ДАННЫЙ ОТРЫВОК:
Что могло быть драматичнее этого письма, где поэт вынужден был поступать как проситель, как начинающий, безвестный литератор? Руднев и в самом деле сомневался, что Цветаева сможет сделать о Пушкине интересную статью, о чем и сообщил Балакшину в ответ на его письмо (тот выполнил просьбу Марины Ивановны).
Третьего ноября, прочтя в газете сообщение о возмутительном обыске на германской таможне И. А. Бунина, направлявшегося в Швейцарию, Цветаева написала горячее письмо Вере Николаевне, где признавалась, что буквально захлебнулась от негодования. В этот момент она осознала, что есть и другая Германия, помимо той, где вечный Рейн и златокудрая Лорелей ее юношеских стихов…
Конец года был посвящен французскому Пушкину, а также работе над очерком "Мой Пушкин". Настроение у Цветаевой, судя по всему, было неважное. 22 ноября состоялась наконец единственная ее встреча с Штейгером. Встреча была вполне "лояльной"; Цветаева, с уже остывшим, но справедливым сердцем предложила молодому поэту помощь: дала адрес Иваска, чтобы Штейгер послал ему свои книги стихов ("он очень доброкачественен, несмотря на любовь к Поплавскому и дружбу с Адамовичем"). В письме к Иваску от 18 декабря она подвела такой итог этой своей дружбе:
"Дать можно только богатому и помочь можно только сильному — вот опыт всей моей жизни — и этого лета".

ПУНКТ ЗАДАНИЯ: Продолжите отрывок о Цветаевой, начав сразу после его последнего предложения.

ЗАПИСИ НАБОРА:
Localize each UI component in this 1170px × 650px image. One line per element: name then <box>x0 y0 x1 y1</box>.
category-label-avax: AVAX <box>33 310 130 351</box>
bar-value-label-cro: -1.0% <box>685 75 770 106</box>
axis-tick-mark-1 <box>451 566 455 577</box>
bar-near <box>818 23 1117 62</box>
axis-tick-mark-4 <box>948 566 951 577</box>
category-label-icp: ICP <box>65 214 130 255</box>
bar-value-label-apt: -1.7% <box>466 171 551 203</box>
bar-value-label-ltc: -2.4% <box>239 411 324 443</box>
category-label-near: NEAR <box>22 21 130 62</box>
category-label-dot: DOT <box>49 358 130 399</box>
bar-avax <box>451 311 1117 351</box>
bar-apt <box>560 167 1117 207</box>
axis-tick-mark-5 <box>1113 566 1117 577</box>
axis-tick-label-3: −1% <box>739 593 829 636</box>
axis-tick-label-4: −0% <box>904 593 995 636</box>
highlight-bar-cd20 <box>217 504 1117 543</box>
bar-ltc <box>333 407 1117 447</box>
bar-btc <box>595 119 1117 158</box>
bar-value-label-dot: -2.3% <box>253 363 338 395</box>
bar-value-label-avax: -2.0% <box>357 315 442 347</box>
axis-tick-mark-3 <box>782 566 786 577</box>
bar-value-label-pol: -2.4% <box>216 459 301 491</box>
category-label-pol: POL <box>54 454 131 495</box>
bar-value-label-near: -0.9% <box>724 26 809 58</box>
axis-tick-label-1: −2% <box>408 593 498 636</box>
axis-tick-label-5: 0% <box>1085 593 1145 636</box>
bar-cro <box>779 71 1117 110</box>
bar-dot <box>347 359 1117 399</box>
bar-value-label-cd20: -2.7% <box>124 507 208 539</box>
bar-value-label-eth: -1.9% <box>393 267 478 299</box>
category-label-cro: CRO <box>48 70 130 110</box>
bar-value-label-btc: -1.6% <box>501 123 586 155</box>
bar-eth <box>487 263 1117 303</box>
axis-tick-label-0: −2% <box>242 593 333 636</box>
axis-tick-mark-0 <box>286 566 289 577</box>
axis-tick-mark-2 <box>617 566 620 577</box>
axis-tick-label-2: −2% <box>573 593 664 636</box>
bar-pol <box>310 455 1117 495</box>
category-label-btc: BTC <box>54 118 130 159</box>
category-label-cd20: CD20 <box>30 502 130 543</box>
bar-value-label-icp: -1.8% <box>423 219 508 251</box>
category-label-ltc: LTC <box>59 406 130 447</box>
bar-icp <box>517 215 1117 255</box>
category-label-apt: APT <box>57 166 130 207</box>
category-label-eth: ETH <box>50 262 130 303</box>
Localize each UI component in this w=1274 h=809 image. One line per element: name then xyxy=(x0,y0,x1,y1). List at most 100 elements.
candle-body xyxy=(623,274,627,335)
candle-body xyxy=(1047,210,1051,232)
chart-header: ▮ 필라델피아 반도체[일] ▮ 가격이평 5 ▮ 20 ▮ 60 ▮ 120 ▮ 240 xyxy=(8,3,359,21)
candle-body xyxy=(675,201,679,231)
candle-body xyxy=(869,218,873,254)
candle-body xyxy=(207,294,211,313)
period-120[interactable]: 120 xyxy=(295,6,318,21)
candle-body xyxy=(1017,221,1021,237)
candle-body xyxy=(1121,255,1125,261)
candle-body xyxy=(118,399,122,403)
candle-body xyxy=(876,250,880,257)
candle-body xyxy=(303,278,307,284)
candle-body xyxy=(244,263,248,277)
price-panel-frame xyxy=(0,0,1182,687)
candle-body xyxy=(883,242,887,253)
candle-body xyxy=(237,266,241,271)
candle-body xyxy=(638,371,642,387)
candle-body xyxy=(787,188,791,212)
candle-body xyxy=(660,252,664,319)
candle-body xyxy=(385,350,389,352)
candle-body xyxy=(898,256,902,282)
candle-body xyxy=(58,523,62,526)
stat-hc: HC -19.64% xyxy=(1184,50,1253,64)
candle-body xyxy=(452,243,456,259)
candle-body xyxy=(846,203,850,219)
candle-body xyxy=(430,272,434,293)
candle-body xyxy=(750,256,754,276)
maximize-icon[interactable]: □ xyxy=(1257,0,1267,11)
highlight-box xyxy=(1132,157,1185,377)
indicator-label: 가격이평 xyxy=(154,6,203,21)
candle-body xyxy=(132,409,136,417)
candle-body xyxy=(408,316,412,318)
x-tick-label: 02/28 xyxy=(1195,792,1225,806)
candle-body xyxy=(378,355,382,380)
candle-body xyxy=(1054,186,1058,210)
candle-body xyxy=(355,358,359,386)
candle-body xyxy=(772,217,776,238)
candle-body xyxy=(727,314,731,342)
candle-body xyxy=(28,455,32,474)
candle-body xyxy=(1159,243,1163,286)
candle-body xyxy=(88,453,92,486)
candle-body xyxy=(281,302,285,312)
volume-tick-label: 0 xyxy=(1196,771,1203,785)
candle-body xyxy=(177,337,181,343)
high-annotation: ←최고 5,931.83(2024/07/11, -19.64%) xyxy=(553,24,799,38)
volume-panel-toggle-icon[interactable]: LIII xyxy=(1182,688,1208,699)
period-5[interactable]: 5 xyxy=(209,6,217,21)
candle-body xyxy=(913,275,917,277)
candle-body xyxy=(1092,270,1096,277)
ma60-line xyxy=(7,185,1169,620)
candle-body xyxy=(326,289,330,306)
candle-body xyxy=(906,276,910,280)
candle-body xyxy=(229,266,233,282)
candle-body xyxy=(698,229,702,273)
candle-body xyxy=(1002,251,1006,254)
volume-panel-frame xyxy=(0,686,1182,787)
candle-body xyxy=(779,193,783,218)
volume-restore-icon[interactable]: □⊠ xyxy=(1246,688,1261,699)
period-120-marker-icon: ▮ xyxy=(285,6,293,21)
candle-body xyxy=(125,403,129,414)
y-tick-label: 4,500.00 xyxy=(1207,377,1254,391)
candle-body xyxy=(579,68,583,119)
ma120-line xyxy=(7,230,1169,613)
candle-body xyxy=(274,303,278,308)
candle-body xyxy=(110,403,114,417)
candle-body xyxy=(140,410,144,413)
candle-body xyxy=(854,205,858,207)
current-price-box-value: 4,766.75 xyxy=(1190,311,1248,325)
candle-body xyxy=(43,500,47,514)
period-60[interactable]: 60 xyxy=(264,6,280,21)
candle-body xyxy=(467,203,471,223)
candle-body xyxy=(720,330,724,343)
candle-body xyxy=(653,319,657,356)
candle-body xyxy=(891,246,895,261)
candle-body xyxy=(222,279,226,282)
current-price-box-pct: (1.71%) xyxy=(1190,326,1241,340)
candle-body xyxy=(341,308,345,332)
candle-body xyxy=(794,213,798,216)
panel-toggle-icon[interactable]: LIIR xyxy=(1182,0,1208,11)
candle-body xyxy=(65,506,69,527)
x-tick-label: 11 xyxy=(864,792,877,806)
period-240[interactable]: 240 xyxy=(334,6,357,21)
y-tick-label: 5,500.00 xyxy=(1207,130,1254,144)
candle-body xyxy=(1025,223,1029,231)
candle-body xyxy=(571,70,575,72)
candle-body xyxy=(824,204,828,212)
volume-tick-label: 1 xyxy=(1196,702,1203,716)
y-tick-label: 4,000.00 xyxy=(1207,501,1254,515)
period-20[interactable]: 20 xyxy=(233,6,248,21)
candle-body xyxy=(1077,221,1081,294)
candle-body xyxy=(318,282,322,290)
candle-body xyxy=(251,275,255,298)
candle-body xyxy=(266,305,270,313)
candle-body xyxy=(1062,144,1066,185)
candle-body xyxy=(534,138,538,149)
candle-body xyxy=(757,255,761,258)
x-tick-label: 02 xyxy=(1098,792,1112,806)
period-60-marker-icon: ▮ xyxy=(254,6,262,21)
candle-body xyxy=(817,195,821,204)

ОТВЕТ НА ЗАДАНИЕ:
Близилась печальная дата: десятилетие со дня смерти Рильке. Марина Ивановна переписала посвященную ей элегию Рильке и послала Тесковой с просьбой никому не показывать… Навестила поправившегося после болезни Бальмонта. Писала очерк о Пушкине, ждала без особых надежд устройства пушкинских переводов. Превозмогала золу эмиграции, коей в будущем году должно было исполниться пятнадцать лет…
…И 30 декабря, не желая "переносить с собой этой язвы в Новый Год", написала Штейгеру прощальное, итоговое — и обвинительное письмо. О том, что была оскорблена его вежливым безразличием, которое он проявил во время их встречи (она так до конца и не поняла своего "приемного сына") — и в особенности его словами: "Меня в жизни никто никогда не любил". Письмо кончается словами:
"Друг, я Вас любила как лирический поэт и как мать. И еще как я: объяснить невозможно.
Даю Вам это черным по белому как вещественное доказательство, чтобы Вы в свой смертный час не могли бросить Богу: — Я пришел в твой мир и в нем меня никто не полюбил".
Да, лирическим поэтом она оставалась каждую минуту своей жизни.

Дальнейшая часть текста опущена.